Start ENTRIES

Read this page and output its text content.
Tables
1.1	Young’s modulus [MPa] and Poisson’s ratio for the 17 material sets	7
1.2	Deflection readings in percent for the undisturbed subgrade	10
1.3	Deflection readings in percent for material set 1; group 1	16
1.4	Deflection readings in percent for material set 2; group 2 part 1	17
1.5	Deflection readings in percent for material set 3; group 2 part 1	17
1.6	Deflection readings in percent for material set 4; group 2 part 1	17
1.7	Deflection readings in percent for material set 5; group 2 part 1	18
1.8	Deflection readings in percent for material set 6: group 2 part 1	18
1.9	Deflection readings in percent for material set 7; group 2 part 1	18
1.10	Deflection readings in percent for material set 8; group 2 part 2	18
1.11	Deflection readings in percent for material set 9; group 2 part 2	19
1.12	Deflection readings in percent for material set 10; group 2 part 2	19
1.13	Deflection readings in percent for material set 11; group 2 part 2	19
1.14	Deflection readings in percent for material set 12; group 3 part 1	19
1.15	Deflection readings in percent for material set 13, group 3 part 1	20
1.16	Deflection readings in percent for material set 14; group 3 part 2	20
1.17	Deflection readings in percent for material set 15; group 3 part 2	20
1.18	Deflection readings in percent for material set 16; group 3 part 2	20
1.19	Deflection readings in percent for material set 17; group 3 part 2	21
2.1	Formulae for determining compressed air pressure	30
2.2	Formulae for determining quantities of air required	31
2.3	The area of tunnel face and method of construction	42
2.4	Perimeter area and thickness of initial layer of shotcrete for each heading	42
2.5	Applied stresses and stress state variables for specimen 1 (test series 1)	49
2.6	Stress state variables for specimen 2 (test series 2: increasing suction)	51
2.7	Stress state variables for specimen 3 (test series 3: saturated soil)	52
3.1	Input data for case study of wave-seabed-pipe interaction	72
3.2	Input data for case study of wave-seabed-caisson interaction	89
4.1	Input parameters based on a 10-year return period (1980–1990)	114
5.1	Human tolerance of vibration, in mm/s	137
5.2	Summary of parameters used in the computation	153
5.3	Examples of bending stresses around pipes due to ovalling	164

End ENTRIES
Start ENTRIES

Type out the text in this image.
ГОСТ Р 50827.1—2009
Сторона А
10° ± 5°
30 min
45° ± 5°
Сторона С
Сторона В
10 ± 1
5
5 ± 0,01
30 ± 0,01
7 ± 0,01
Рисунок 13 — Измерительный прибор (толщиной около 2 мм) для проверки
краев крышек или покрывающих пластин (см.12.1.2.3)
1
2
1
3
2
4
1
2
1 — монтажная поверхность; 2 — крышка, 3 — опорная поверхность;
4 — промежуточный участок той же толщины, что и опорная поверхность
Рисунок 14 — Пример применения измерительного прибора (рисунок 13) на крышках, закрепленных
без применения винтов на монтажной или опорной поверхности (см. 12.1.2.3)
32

End ENTRIES
Start ENTRIES

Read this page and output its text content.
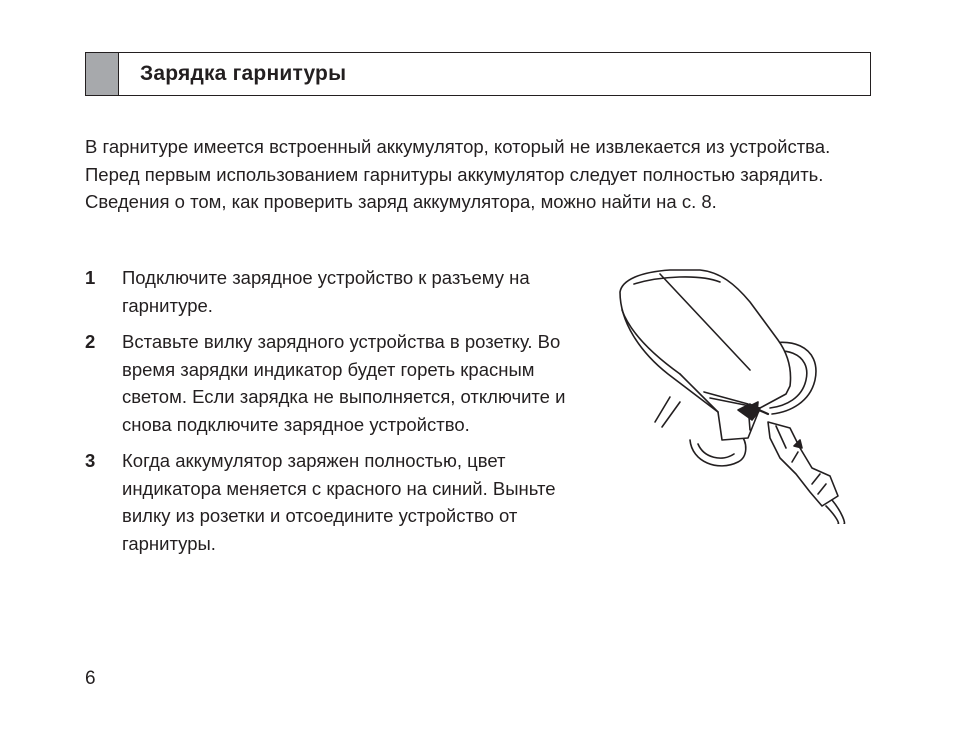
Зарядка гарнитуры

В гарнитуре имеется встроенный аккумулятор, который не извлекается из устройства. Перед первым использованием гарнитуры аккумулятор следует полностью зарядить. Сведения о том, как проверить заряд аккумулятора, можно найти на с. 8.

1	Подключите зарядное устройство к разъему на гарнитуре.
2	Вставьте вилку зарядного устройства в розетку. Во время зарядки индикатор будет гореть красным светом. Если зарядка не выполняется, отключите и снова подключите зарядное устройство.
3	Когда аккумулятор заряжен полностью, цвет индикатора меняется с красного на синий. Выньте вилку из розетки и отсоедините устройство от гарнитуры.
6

End ENTRIES

TASK DESCRIPTION — Each line that holds the string "data" counts once; give the total and nothing else.

COMPLETED EXERCISE — 2